## RECORD SET
--- Begin ---

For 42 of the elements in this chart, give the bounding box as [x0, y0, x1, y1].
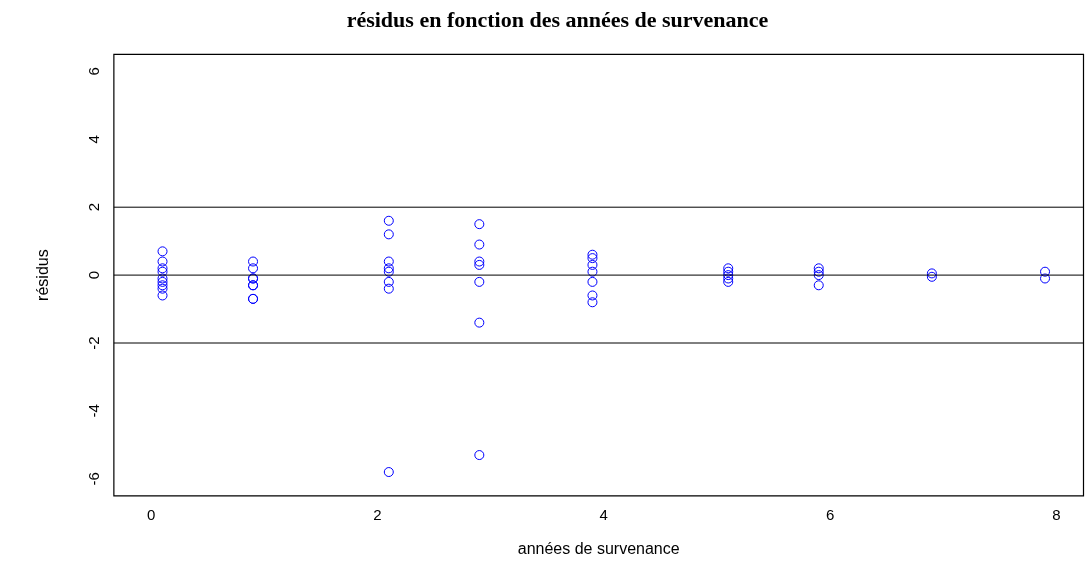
- point: [587, 253, 598, 264]
- y-tick-label: 4: [84, 135, 102, 144]
- point: [813, 270, 824, 281]
- point: [587, 249, 598, 260]
- point: [474, 219, 485, 230]
- x-tick-label: 6: [825, 505, 835, 523]
- y-tick-label: -2: [84, 336, 102, 350]
- point: [1040, 273, 1051, 284]
- y-tick-label: -6: [84, 472, 102, 486]
- point: [248, 256, 259, 267]
- x-tick-label: 0: [147, 505, 156, 523]
- x-axis-title: années de survenance: [517, 539, 680, 557]
- point: [383, 276, 394, 287]
- point: [474, 276, 485, 287]
- point: [1040, 266, 1051, 277]
- point: [587, 266, 598, 277]
- point: [383, 229, 394, 240]
- point: [474, 239, 485, 250]
- x-tick-label: 8: [1052, 505, 1061, 523]
- point: [157, 256, 168, 267]
- point: [383, 467, 394, 478]
- y-tick-label: 6: [84, 67, 102, 76]
- point: [474, 450, 485, 461]
- point: [813, 280, 824, 291]
- chart-title: résidus en fonction des années de survenance: [346, 6, 769, 32]
- point: [383, 283, 394, 294]
- y-tick-label: 2: [84, 203, 102, 212]
- point: [474, 317, 485, 328]
- point: [587, 297, 598, 308]
- point: [157, 246, 168, 257]
- point: [587, 290, 598, 301]
- point: [383, 215, 394, 226]
- point: [587, 259, 598, 270]
- x-tick-label: 4: [599, 505, 608, 523]
- y-tick-label: -4: [84, 404, 102, 418]
- point: [383, 256, 394, 267]
- point: [157, 290, 168, 301]
- y-axis-title: résidus: [34, 249, 52, 301]
- y-tick-label: 0: [84, 270, 102, 280]
- point: [587, 276, 598, 287]
- x-tick-label: 2: [373, 505, 382, 523]
- point: [248, 263, 259, 274]
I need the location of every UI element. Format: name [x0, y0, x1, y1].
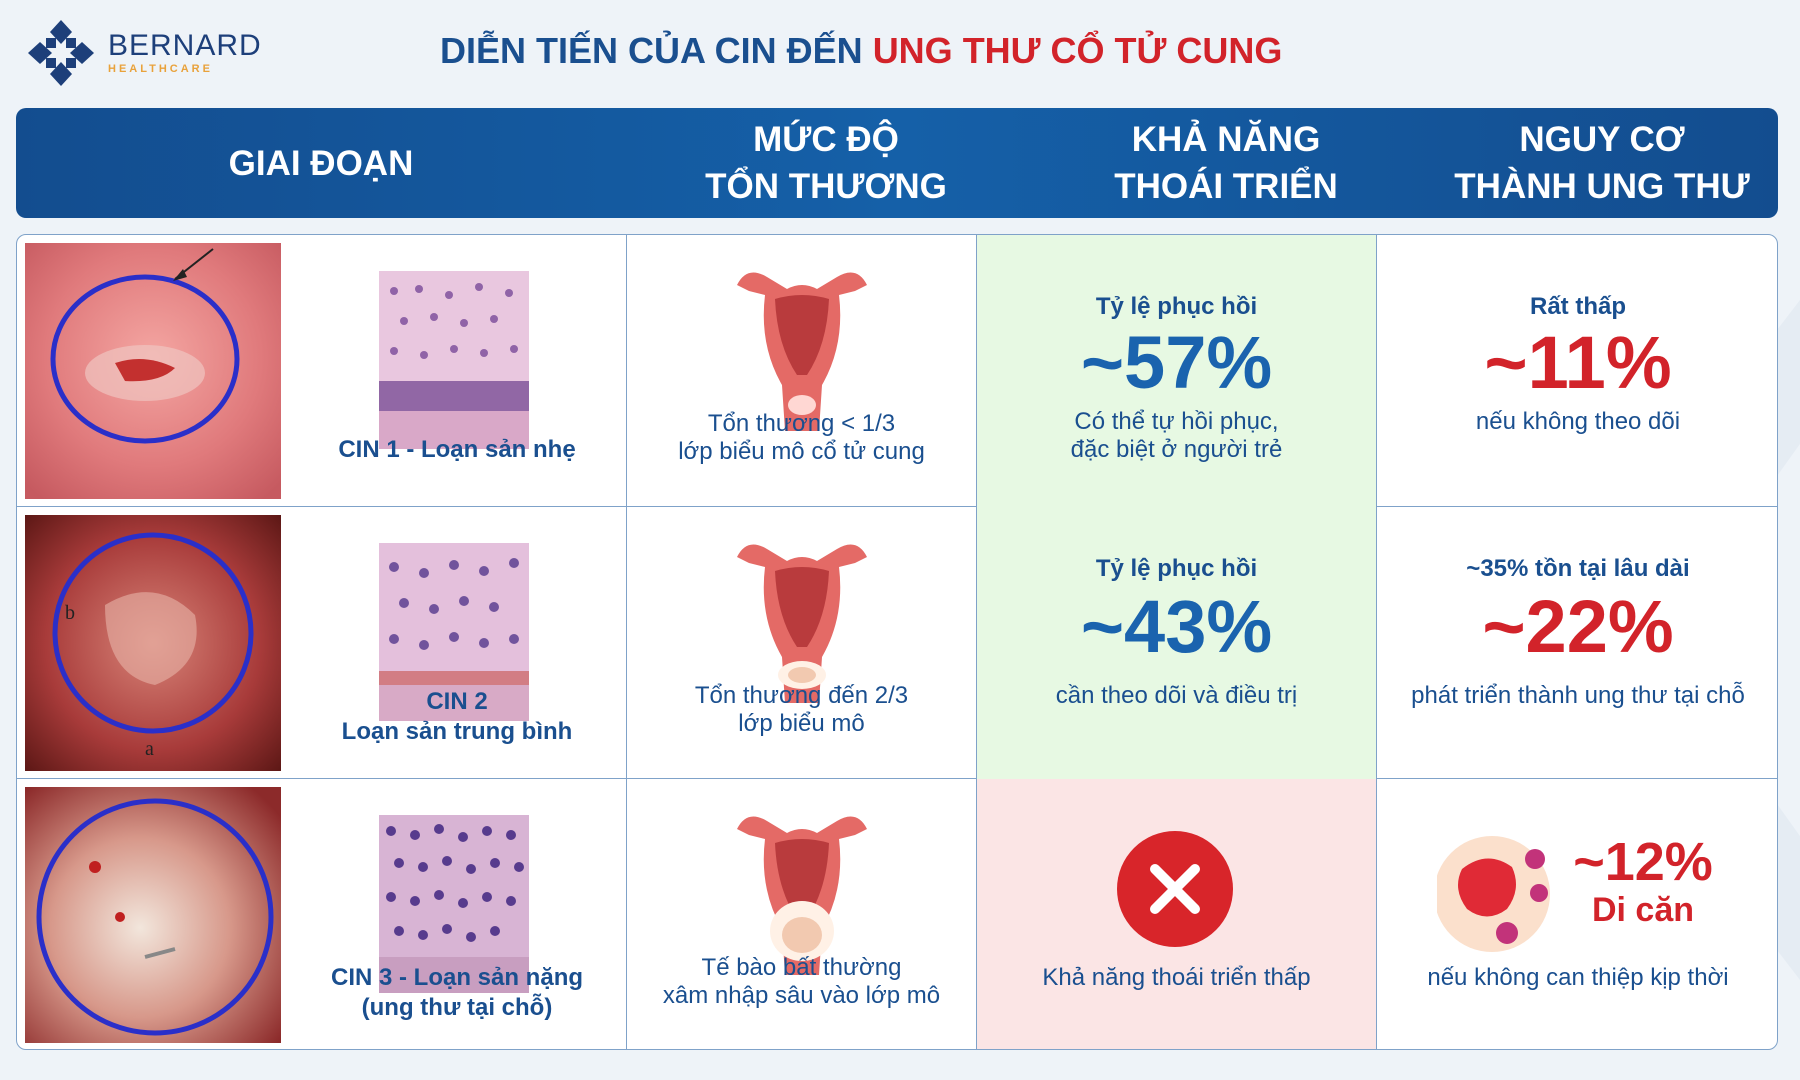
- histology-image: [379, 271, 529, 449]
- severity-cell: Tổn thương < 1/3 lớp biểu mô cổ tử cung: [627, 235, 977, 507]
- risk-note: phát triển thành ung thư tại chỗ: [1411, 682, 1745, 709]
- regression-heading: Tỷ lệ phục hồi: [1095, 293, 1258, 320]
- risk-cell: ~12% Di căn nếu không can thiệp kịp thời: [1377, 779, 1777, 1049]
- severity-cell: Tổn thương đến 2/3 lớp biểu mô: [627, 507, 977, 779]
- risk-percentage: ~12%: [1573, 832, 1713, 892]
- title-part-2: UNG THƯ CỔ TỬ CUNG: [872, 30, 1283, 71]
- header-stage-text: GIAI ĐOẠN: [228, 143, 414, 183]
- colpo-letter-b: b: [65, 602, 75, 624]
- histology-image: [379, 815, 529, 993]
- colposcopy-image: [25, 243, 281, 499]
- stage-cell: CIN 3 - Loạn sản nặng (ung thư tại chỗ): [17, 779, 627, 1049]
- uterus-diagram-icon: [737, 272, 867, 431]
- regression-cell: Tỷ lệ phục hồi ~57% Có thể tự hồi phục, …: [977, 235, 1377, 507]
- header-stage: GIAI ĐOẠN: [16, 140, 626, 187]
- risk-cell: ~35% tồn tại lâu dài ~22% phát triển thà…: [1377, 507, 1777, 779]
- risk-percentage: ~22%: [1482, 585, 1674, 668]
- header-risk-line2: THÀNH UNG THƯ: [1454, 167, 1750, 206]
- table-row-cin2: b a CIN 2 Loạn sản trung bình: [17, 507, 1777, 779]
- risk-cell: Rất thấp ~11% nếu không theo dõi: [1377, 235, 1777, 507]
- regression-cell: Khả năng thoái triển thấp: [977, 779, 1377, 1049]
- header-cancer-risk: NGUY CƠ THÀNH UNG THƯ: [1426, 116, 1778, 210]
- regression-percentage: ~57%: [1080, 321, 1273, 404]
- regression-note: Khả năng thoái triển thấp: [1042, 964, 1311, 991]
- severity-line1: Tổn thương < 1/3: [707, 410, 896, 437]
- header-risk-line1: NGUY CƠ: [1519, 120, 1685, 159]
- stage-name: CIN 1 - Loạn sản nhẹ: [338, 436, 576, 463]
- colpo-letter-a: a: [145, 738, 154, 760]
- colposcopy-image: b a: [25, 515, 281, 771]
- risk-heading: Rất thấp: [1530, 293, 1626, 320]
- risk-note: nếu không theo dõi: [1475, 408, 1681, 435]
- page-title: DIỄN TIẾN CỦA CIN ĐẾN UNG THƯ CỔ TỬ CUNG: [440, 30, 1440, 72]
- table-row-cin1: CIN 1 - Loạn sản nhẹ Tổn thương < 1/3 lớ…: [17, 235, 1777, 507]
- header-regression-line2: THOÁI TRIỂN: [1114, 167, 1338, 206]
- brand-subtitle: HEALTHCARE: [108, 63, 213, 75]
- regression-note-line1: Có thể tự hồi phục,: [1074, 408, 1279, 435]
- regression-note-line2: đặc biệt ở người trẻ: [1070, 436, 1283, 463]
- colposcopy-image: [25, 787, 281, 1043]
- brand-name: BERNARD: [108, 29, 262, 62]
- risk-label: Di căn: [1591, 891, 1695, 929]
- cin-progression-table: CIN 1 - Loạn sản nhẹ Tổn thương < 1/3 lớ…: [16, 234, 1778, 1050]
- title-part-1: DIỄN TIẾN CỦA CIN ĐẾN: [440, 30, 873, 71]
- uterus-diagram-icon: [737, 544, 867, 703]
- header-severity-line1: MỨC ĐỘ: [753, 120, 899, 159]
- severity-line1: Tổn thương đến 2/3: [694, 682, 909, 709]
- table-header: GIAI ĐOẠN MỨC ĐỘ TỔN THƯƠNG KHẢ NĂNG THO…: [16, 108, 1778, 218]
- severity-line1: Tế bào bất thường: [701, 954, 902, 981]
- stage-description: (ung thư tại chỗ): [361, 994, 553, 1021]
- header-severity: MỨC ĐỘ TỔN THƯƠNG: [626, 116, 1026, 210]
- stage-cell: CIN 1 - Loạn sản nhẹ: [17, 235, 627, 507]
- header-severity-line2: TỔN THƯƠNG: [705, 167, 947, 206]
- regression-heading: Tỷ lệ phục hồi: [1095, 555, 1258, 582]
- stage-name: CIN 3 - Loạn sản nặng: [330, 964, 584, 991]
- bernard-cross-logo-icon: [28, 20, 94, 86]
- stage-description: Loạn sản trung bình: [341, 718, 573, 745]
- stage-name: CIN 2: [426, 688, 488, 715]
- x-circle-icon: [1117, 831, 1233, 947]
- regression-percentage: ~43%: [1080, 585, 1273, 668]
- regression-cell: Tỷ lệ phục hồi ~43% cần theo dõi và điều…: [977, 507, 1377, 779]
- risk-percentage: ~11%: [1484, 321, 1672, 404]
- severity-line2: xâm nhập sâu vào lớp mô: [662, 982, 941, 1009]
- risk-heading: ~35% tồn tại lâu dài: [1466, 555, 1690, 582]
- severity-cell: Tế bào bất thường xâm nhập sâu vào lớp m…: [627, 779, 977, 1049]
- table-row-cin3: CIN 3 - Loạn sản nặng (ung thư tại chỗ) …: [17, 779, 1777, 1049]
- uterus-diagram-icon: [737, 816, 867, 975]
- severity-line2: lớp biểu mô: [738, 710, 865, 737]
- metastasis-cells-icon: [1437, 836, 1550, 952]
- brand-logo[interactable]: BERNARD HEALTHCARE: [26, 18, 262, 88]
- histology-image: [379, 543, 529, 721]
- risk-note: nếu không can thiệp kịp thời: [1427, 964, 1729, 991]
- regression-note: cần theo dõi và điều trị: [1055, 682, 1298, 709]
- header-regression-line1: KHẢ NĂNG: [1131, 120, 1321, 159]
- header-regression: KHẢ NĂNG THOÁI TRIỂN: [1026, 116, 1426, 210]
- stage-cell: b a CIN 2 Loạn sản trung bình: [17, 507, 627, 779]
- severity-line2: lớp biểu mô cổ tử cung: [678, 438, 925, 465]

--- End ---

## YOUR TASK
Please return the listing's lines unchanged, from the line with "- point: [587, 253, 598, 264]" to the line with "- point: [474, 276, 485, 287]", including both of those lines.

## EXERCISE ANSWER
- point: [587, 253, 598, 264]
- y-tick-label: 4: [84, 135, 102, 144]
- point: [813, 270, 824, 281]
- point: [587, 249, 598, 260]
- point: [474, 219, 485, 230]
- x-tick-label: 6: [825, 505, 835, 523]
- y-tick-label: -2: [84, 336, 102, 350]
- point: [1040, 273, 1051, 284]
- y-tick-label: -6: [84, 472, 102, 486]
- point: [248, 256, 259, 267]
- x-tick-label: 0: [147, 505, 156, 523]
- x-axis-title: années de survenance: [517, 539, 680, 557]
- point: [383, 276, 394, 287]
- point: [474, 276, 485, 287]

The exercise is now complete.